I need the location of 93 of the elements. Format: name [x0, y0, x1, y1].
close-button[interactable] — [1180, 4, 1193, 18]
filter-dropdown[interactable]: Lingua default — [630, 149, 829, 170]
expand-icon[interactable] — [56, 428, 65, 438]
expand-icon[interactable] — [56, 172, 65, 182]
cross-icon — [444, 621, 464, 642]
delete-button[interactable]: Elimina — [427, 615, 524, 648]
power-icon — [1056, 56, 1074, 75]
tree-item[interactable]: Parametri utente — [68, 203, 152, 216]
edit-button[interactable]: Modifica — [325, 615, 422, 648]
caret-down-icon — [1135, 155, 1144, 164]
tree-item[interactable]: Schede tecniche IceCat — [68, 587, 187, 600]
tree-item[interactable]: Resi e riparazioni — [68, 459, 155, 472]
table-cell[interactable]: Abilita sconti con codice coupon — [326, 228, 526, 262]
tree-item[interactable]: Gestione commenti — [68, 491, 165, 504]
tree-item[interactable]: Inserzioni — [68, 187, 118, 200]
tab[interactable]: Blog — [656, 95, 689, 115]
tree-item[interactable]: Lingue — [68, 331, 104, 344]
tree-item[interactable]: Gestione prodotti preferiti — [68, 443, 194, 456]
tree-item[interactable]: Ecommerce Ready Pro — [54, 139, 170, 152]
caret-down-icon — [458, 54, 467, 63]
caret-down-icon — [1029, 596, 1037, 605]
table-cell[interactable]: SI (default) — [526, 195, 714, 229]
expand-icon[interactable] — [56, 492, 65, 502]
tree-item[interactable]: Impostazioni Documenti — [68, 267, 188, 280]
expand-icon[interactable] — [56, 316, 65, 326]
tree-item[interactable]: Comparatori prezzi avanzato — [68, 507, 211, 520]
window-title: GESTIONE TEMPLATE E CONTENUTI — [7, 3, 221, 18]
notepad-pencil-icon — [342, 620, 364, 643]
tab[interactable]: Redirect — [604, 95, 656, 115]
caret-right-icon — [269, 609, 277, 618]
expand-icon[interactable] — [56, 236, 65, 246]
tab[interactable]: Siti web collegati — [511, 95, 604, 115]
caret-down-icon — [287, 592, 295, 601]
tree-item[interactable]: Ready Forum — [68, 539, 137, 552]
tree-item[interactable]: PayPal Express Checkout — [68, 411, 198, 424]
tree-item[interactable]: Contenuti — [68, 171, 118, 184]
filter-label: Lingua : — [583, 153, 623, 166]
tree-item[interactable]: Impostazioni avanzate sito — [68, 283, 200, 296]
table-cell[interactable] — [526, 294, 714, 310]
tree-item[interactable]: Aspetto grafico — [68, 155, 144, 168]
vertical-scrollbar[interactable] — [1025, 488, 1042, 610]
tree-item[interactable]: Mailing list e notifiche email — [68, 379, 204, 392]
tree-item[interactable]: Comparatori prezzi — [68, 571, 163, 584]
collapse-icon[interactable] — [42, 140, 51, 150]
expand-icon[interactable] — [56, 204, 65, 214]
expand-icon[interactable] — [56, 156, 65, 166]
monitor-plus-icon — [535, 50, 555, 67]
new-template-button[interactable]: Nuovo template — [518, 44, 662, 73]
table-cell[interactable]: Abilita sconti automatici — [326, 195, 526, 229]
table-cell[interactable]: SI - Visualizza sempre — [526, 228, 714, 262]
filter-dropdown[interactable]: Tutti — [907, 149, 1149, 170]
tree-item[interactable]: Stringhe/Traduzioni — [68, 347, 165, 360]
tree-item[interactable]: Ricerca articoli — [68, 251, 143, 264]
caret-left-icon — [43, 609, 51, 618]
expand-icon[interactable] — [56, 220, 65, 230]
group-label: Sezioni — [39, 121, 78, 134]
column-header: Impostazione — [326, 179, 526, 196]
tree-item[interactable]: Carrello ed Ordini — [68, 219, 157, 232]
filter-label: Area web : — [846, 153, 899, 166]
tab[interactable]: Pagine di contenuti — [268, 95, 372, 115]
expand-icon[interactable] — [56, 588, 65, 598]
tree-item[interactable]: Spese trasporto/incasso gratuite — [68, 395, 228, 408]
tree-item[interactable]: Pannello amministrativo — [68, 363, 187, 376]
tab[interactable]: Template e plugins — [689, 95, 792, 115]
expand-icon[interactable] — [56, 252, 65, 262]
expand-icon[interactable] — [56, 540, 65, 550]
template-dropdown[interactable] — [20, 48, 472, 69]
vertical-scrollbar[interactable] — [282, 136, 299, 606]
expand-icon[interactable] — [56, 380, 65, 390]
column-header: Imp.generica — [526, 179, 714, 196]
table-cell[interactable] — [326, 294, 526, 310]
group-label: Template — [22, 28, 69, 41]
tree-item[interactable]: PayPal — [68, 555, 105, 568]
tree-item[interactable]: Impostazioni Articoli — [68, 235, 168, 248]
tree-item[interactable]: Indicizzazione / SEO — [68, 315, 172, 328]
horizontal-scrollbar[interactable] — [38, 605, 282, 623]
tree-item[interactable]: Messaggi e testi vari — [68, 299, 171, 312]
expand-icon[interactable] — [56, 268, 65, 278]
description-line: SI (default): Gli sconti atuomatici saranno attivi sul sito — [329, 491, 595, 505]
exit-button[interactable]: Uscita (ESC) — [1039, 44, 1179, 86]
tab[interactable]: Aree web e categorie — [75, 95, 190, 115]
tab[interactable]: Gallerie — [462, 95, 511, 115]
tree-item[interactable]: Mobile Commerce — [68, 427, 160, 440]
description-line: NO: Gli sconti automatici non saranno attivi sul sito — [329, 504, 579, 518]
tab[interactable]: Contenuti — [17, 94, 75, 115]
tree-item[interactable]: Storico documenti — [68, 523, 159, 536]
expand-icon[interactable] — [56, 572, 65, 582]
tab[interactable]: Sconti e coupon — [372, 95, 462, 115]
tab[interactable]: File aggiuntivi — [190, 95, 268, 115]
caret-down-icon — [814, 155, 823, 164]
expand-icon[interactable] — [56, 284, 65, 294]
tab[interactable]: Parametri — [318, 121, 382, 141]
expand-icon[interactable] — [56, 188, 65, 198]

* * *

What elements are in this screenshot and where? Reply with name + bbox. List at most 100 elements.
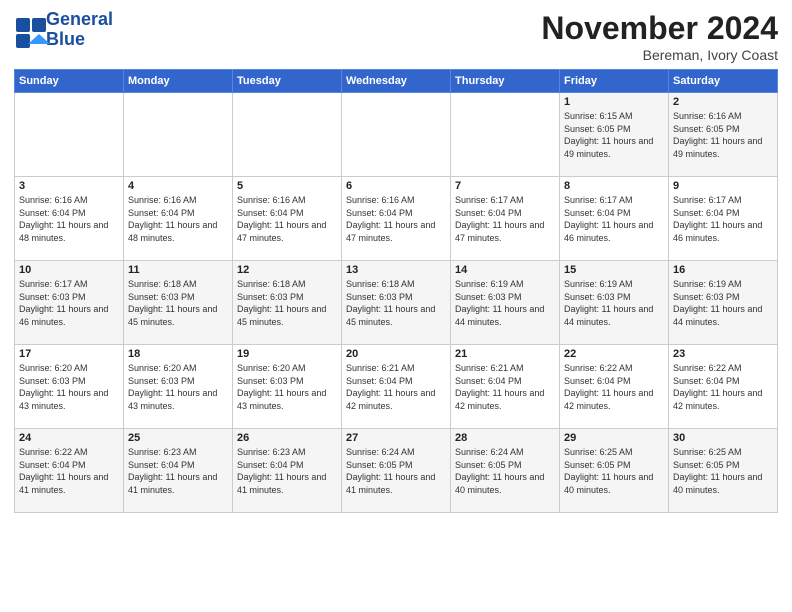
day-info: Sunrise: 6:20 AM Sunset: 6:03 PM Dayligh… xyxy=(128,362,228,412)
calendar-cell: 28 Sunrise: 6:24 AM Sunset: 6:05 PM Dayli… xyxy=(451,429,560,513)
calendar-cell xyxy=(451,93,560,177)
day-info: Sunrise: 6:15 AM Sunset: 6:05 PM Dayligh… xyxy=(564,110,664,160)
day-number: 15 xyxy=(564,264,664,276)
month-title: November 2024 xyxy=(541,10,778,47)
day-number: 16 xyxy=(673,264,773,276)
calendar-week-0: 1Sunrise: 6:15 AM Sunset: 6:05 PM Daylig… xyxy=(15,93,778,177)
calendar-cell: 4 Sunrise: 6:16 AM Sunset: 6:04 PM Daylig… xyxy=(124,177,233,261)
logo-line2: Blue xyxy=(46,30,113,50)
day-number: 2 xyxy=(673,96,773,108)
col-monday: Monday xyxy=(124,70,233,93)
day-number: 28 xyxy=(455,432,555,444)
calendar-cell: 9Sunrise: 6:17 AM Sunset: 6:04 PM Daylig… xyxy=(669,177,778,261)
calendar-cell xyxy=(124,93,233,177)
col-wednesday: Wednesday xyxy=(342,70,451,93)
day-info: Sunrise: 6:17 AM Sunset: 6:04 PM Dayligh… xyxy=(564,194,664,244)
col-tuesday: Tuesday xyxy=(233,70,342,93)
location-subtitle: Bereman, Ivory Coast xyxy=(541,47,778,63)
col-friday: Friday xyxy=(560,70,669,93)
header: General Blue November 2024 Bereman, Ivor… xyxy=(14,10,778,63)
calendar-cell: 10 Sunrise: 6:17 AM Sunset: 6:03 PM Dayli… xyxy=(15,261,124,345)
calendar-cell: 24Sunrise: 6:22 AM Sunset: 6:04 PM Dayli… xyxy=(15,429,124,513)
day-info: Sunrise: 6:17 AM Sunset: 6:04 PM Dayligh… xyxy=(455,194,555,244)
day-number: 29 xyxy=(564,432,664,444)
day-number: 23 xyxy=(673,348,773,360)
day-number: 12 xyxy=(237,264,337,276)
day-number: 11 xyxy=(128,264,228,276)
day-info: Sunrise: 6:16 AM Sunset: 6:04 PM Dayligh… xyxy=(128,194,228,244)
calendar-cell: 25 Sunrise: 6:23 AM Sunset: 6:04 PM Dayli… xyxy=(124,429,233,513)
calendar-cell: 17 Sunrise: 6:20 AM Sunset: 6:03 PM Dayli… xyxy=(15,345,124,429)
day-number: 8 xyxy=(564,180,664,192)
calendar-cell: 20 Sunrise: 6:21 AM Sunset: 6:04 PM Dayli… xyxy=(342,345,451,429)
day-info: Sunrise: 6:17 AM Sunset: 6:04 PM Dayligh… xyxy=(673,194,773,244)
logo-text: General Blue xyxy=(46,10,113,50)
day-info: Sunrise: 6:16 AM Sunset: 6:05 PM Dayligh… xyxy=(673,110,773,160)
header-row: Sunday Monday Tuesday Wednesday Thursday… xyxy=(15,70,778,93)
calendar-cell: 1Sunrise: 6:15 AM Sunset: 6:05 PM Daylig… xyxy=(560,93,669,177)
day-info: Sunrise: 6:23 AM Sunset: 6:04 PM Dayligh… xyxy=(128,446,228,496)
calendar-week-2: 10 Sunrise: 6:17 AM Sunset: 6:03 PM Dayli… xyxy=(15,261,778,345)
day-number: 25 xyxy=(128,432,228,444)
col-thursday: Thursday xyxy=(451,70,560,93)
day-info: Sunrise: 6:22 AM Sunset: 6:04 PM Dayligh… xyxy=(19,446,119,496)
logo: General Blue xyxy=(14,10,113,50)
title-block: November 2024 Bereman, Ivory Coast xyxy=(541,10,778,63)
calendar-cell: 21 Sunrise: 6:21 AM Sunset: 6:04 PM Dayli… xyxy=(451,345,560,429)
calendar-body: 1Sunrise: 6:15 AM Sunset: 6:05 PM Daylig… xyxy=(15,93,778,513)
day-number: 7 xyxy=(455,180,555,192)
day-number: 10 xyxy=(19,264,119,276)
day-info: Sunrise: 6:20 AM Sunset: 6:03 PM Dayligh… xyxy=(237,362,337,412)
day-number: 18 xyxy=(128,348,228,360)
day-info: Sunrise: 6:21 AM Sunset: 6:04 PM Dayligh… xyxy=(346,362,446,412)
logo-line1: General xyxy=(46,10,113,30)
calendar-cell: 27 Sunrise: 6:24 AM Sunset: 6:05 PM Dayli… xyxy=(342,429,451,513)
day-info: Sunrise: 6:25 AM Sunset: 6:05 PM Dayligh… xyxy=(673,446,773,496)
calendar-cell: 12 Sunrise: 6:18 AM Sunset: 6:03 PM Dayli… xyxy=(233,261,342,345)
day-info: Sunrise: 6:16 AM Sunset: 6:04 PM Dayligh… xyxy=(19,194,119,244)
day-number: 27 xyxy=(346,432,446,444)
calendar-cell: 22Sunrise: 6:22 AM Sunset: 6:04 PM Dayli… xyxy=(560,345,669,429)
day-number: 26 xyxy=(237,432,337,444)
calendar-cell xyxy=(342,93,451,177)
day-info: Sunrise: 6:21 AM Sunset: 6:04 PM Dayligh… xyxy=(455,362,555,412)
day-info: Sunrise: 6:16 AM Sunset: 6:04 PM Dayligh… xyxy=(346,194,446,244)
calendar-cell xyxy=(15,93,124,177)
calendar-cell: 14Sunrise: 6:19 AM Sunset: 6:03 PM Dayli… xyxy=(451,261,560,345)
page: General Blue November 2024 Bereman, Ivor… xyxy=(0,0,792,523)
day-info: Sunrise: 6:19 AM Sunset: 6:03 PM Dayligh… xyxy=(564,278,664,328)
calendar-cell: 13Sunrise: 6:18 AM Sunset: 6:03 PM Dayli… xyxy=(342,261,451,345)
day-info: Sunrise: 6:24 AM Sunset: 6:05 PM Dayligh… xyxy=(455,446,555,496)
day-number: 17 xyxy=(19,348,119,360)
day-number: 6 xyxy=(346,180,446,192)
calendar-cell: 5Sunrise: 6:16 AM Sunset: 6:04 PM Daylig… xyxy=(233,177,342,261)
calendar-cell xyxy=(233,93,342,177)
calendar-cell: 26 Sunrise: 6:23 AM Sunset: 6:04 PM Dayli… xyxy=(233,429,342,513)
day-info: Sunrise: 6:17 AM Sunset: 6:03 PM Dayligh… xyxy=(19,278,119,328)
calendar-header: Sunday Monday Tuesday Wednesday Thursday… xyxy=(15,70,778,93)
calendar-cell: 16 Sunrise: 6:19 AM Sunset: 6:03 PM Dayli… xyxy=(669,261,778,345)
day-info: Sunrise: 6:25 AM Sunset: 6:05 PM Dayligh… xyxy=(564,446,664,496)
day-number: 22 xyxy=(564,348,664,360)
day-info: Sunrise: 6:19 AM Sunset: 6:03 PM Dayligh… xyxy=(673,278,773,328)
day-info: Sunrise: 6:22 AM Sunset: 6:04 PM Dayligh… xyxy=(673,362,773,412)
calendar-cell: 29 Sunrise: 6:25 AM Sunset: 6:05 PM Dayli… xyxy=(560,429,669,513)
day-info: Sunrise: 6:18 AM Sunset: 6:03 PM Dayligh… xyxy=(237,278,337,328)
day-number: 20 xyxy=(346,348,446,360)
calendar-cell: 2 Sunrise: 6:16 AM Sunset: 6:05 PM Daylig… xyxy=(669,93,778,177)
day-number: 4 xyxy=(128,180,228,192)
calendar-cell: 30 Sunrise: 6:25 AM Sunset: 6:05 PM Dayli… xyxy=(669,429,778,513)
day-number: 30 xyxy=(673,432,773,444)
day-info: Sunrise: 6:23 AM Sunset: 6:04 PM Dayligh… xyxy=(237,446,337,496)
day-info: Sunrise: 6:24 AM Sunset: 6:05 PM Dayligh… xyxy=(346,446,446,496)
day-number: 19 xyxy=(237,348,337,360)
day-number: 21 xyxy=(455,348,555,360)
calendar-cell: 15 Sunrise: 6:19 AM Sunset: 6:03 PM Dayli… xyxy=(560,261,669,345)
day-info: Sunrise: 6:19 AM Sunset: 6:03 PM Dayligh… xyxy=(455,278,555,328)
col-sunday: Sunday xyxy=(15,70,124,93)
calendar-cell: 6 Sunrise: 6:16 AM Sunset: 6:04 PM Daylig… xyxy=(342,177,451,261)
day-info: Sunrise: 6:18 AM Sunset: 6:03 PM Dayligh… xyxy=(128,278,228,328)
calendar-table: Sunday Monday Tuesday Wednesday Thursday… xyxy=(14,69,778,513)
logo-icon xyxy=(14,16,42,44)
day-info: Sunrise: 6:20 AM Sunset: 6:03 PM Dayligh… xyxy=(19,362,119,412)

* * *

◆ What is needed ◆
Write out the records from the line containing "I need the location" through the line containing "tab[interactable]: Blog — [656, 95, 689, 115]", inclusive, without any changes.

◆ Answer below ◆
I need the location of 93 of the elements. Format: name [x0, y0, x1, y1].
close-button[interactable] — [1180, 4, 1193, 18]
filter-dropdown[interactable]: Lingua default — [630, 149, 829, 170]
expand-icon[interactable] — [56, 428, 65, 438]
expand-icon[interactable] — [56, 172, 65, 182]
cross-icon — [444, 621, 464, 642]
delete-button[interactable]: Elimina — [427, 615, 524, 648]
power-icon — [1056, 56, 1074, 75]
tree-item[interactable]: Parametri utente — [68, 203, 152, 216]
edit-button[interactable]: Modifica — [325, 615, 422, 648]
caret-down-icon — [1135, 155, 1144, 164]
tree-item[interactable]: Schede tecniche IceCat — [68, 587, 187, 600]
tree-item[interactable]: Resi e riparazioni — [68, 459, 155, 472]
table-cell[interactable]: Abilita sconti con codice coupon — [326, 228, 526, 262]
tree-item[interactable]: Gestione commenti — [68, 491, 165, 504]
tree-item[interactable]: Inserzioni — [68, 187, 118, 200]
tab[interactable]: Blog — [656, 95, 689, 115]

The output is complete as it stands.